───── DATA PROVIDED ─────

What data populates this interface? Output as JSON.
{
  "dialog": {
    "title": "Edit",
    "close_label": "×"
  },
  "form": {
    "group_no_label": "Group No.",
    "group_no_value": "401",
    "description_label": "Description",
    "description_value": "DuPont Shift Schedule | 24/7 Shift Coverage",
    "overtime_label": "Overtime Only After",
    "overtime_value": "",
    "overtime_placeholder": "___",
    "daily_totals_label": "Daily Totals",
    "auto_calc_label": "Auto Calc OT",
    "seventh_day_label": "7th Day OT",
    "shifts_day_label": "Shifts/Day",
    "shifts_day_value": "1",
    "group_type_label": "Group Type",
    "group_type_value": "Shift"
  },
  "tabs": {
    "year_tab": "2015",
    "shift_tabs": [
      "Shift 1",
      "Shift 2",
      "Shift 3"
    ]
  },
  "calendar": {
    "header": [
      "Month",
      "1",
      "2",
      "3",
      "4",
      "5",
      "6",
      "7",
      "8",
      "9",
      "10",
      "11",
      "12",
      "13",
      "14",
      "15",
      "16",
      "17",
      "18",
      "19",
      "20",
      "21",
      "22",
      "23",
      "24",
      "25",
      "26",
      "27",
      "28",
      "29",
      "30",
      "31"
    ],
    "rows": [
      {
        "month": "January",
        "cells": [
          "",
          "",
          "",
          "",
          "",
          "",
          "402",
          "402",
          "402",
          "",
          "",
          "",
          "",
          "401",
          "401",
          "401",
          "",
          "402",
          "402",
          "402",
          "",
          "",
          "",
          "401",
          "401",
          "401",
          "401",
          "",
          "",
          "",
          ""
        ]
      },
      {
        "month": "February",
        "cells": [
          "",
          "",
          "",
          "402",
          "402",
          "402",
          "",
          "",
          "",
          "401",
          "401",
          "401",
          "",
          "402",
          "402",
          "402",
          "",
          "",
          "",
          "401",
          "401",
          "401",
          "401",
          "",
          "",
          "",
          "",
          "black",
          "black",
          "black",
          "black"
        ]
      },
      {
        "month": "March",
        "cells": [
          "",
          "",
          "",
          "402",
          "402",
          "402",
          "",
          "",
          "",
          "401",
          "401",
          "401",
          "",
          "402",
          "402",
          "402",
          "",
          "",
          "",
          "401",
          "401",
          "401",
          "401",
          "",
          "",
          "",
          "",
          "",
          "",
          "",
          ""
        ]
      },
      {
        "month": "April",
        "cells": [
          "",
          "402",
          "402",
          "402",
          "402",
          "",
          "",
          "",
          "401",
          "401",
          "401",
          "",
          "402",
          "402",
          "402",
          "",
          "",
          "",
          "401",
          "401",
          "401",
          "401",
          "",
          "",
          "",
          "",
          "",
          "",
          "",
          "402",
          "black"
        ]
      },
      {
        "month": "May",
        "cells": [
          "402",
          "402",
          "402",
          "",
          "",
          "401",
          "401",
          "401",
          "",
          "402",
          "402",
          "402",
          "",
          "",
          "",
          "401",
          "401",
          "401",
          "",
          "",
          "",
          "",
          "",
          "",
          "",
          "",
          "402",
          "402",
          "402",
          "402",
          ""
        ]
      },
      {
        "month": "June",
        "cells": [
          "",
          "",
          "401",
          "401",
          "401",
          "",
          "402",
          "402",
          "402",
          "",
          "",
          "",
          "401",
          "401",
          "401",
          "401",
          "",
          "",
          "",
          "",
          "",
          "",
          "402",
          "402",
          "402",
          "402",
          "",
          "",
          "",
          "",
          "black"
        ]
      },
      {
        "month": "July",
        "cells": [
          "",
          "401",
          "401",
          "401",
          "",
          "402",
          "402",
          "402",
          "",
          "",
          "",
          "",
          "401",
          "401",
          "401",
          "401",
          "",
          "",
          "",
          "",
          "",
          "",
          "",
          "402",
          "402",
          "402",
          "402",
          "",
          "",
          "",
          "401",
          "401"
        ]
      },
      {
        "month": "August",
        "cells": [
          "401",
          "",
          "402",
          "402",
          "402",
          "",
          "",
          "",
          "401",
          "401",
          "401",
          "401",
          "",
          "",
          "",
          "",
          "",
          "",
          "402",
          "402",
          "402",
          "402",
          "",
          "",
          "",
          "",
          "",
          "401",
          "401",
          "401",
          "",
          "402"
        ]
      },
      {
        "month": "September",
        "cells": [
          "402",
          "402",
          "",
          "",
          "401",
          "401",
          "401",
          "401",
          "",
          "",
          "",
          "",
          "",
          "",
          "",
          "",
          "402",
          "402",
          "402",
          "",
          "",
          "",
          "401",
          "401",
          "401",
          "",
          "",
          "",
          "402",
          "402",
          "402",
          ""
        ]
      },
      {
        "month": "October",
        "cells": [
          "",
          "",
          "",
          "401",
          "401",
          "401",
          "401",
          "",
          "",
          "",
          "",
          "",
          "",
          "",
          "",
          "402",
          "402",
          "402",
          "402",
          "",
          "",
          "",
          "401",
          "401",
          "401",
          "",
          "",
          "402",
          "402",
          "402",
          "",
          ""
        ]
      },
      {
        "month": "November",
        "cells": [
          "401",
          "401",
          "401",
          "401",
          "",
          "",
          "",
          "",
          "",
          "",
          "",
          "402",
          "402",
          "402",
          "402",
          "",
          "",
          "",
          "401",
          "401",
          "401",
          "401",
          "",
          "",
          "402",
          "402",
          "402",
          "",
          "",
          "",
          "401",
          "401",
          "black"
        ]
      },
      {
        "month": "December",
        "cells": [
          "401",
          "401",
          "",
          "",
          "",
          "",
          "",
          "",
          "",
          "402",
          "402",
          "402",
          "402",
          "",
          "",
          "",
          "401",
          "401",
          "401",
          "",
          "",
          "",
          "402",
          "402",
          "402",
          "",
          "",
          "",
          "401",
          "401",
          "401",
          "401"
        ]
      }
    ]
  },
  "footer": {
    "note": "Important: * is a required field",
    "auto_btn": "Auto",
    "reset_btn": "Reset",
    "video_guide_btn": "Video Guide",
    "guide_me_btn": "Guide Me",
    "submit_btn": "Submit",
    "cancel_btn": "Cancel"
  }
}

─────

_TASK OBJECTIVE_
Repeat all of the records above exactly as they appear.

_RESPONSE_
What data populates this interface? Output as JSON.
{
  "dialog": {
    "title": "Edit",
    "close_label": "×"
  },
  "form": {
    "group_no_label": "Group No.",
    "group_no_value": "401",
    "description_label": "Description",
    "description_value": "DuPont Shift Schedule | 24/7 Shift Coverage",
    "overtime_label": "Overtime Only After",
    "overtime_value": "",
    "overtime_placeholder": "___",
    "daily_totals_label": "Daily Totals",
    "auto_calc_label": "Auto Calc OT",
    "seventh_day_label": "7th Day OT",
    "shifts_day_label": "Shifts/Day",
    "shifts_day_value": "1",
    "group_type_label": "Group Type",
    "group_type_value": "Shift"
  },
  "tabs": {
    "year_tab": "2015",
    "shift_tabs": [
      "Shift 1",
      "Shift 2",
      "Shift 3"
    ]
  },
  "calendar": {
    "header": [
      "Month",
      "1",
      "2",
      "3",
      "4",
      "5",
      "6",
      "7",
      "8",
      "9",
      "10",
      "11",
      "12",
      "13",
      "14",
      "15",
      "16",
      "17",
      "18",
      "19",
      "20",
      "21",
      "22",
      "23",
      "24",
      "25",
      "26",
      "27",
      "28",
      "29",
      "30",
      "31"
    ],
    "rows": [
      {
        "month": "January",
        "cells": [
          "",
          "",
          "",
          "",
          "",
          "",
          "402",
          "402",
          "402",
          "",
          "",
          "",
          "",
          "401",
          "401",
          "401",
          "",
          "402",
          "402",
          "402",
          "",
          "",
          "",
          "401",
          "401",
          "401",
          "401",
          "",
          "",
          "",
          ""
        ]
      },
      {
        "month": "February",
        "cells": [
          "",
          "",
          "",
          "402",
          "402",
          "402",
          "",
          "",
          "",
          "401",
          "401",
          "401",
          "",
          "402",
          "402",
          "402",
          "",
          "",
          "",
          "401",
          "401",
          "401",
          "401",
          "",
          "",
          "",
          "",
          "black",
          "black",
          "black",
          "black"
        ]
      },
      {
        "month": "March",
        "cells": [
          "",
          "",
          "",
          "402",
          "402",
          "402",
          "",
          "",
          "",
          "401",
          "401",
          "401",
          "",
          "402",
          "402",
          "402",
          "",
          "",
          "",
          "401",
          "401",
          "401",
          "401",
          "",
          "",
          "",
          "",
          "",
          "",
          "",
          ""
        ]
      },
      {
        "month": "April",
        "cells": [
          "",
          "402",
          "402",
          "402",
          "402",
          "",
          "",
          "",
          "401",
          "401",
          "401",
          "",
          "402",
          "402",
          "402",
          "",
          "",
          "",
          "401",
          "401",
          "401",
          "401",
          "",
          "",
          "",
          "",
          "",
          "",
          "",
          "402",
          "black"
        ]
      },
      {
        "month": "May",
        "cells": [
          "402",
          "402",
          "402",
          "",
          "",
          "401",
          "401",
          "401",
          "",
          "402",
          "402",
          "402",
          "",
          "",
          "",
          "401",
          "401",
          "401",
          "",
          "",
          "",
          "",
          "",
          "",
          "",
          "",
          "402",
          "402",
          "402",
          "402",
          ""
        ]
      },
      {
        "month": "June",
        "cells": [
          "",
          "",
          "401",
          "401",
          "401",
          "",
          "402",
          "402",
          "402",
          "",
          "",
          "",
          "401",
          "401",
          "401",
          "401",
          "",
          "",
          "",
          "",
          "",
          "",
          "402",
          "402",
          "402",
          "402",
          "",
          "",
          "",
          "",
          "black"
        ]
      },
      {
        "month": "July",
        "cells": [
          "",
          "401",
          "401",
          "401",
          "",
          "402",
          "402",
          "402",
          "",
          "",
          "",
          "",
          "401",
          "401",
          "401",
          "401",
          "",
          "",
          "",
          "",
          "",
          "",
          "",
          "402",
          "402",
          "402",
          "402",
          "",
          "",
          "",
          "401",
          "401"
        ]
      },
      {
        "month": "August",
        "cells": [
          "401",
          "",
          "402",
          "402",
          "402",
          "",
          "",
          "",
          "401",
          "401",
          "401",
          "401",
          "",
          "",
          "",
          "",
          "",
          "",
          "402",
          "402",
          "402",
          "402",
          "",
          "",
          "",
          "",
          "",
          "401",
          "401",
          "401",
          "",
          "402"
        ]
      },
      {
        "month": "September",
        "cells": [
          "402",
          "402",
          "",
          "",
          "401",
          "401",
          "401",
          "401",
          "",
          "",
          "",
          "",
          "",
          "",
          "",
          "",
          "402",
          "402",
          "402",
          "",
          "",
          "",
          "401",
          "401",
          "401",
          "",
          "",
          "",
          "402",
          "402",
          "402",
          ""
        ]
      },
      {
        "month": "October",
        "cells": [
          "",
          "",
          "",
          "401",
          "401",
          "401",
          "401",
          "",
          "",
          "",
          "",
          "",
          "",
          "",
          "",
          "402",
          "402",
          "402",
          "402",
          "",
          "",
          "",
          "401",
          "401",
          "401",
          "",
          "",
          "402",
          "402",
          "402",
          "",
          ""
        ]
      },
      {
        "month": "November",
        "cells": [
          "401",
          "401",
          "401",
          "401",
          "",
          "",
          "",
          "",
          "",
          "",
          "",
          "402",
          "402",
          "402",
          "402",
          "",
          "",
          "",
          "401",
          "401",
          "401",
          "401",
          "",
          "",
          "402",
          "402",
          "402",
          "",
          "",
          "",
          "401",
          "401",
          "black"
        ]
      },
      {
        "month": "December",
        "cells": [
          "401",
          "401",
          "",
          "",
          "",
          "",
          "",
          "",
          "",
          "402",
          "402",
          "402",
          "402",
          "",
          "",
          "",
          "401",
          "401",
          "401",
          "",
          "",
          "",
          "402",
          "402",
          "402",
          "",
          "",
          "",
          "401",
          "401",
          "401",
          "401"
        ]
      }
    ]
  },
  "footer": {
    "note": "Important: * is a required field",
    "auto_btn": "Auto",
    "reset_btn": "Reset",
    "video_guide_btn": "Video Guide",
    "guide_me_btn": "Guide Me",
    "submit_btn": "Submit",
    "cancel_btn": "Cancel"
  }
}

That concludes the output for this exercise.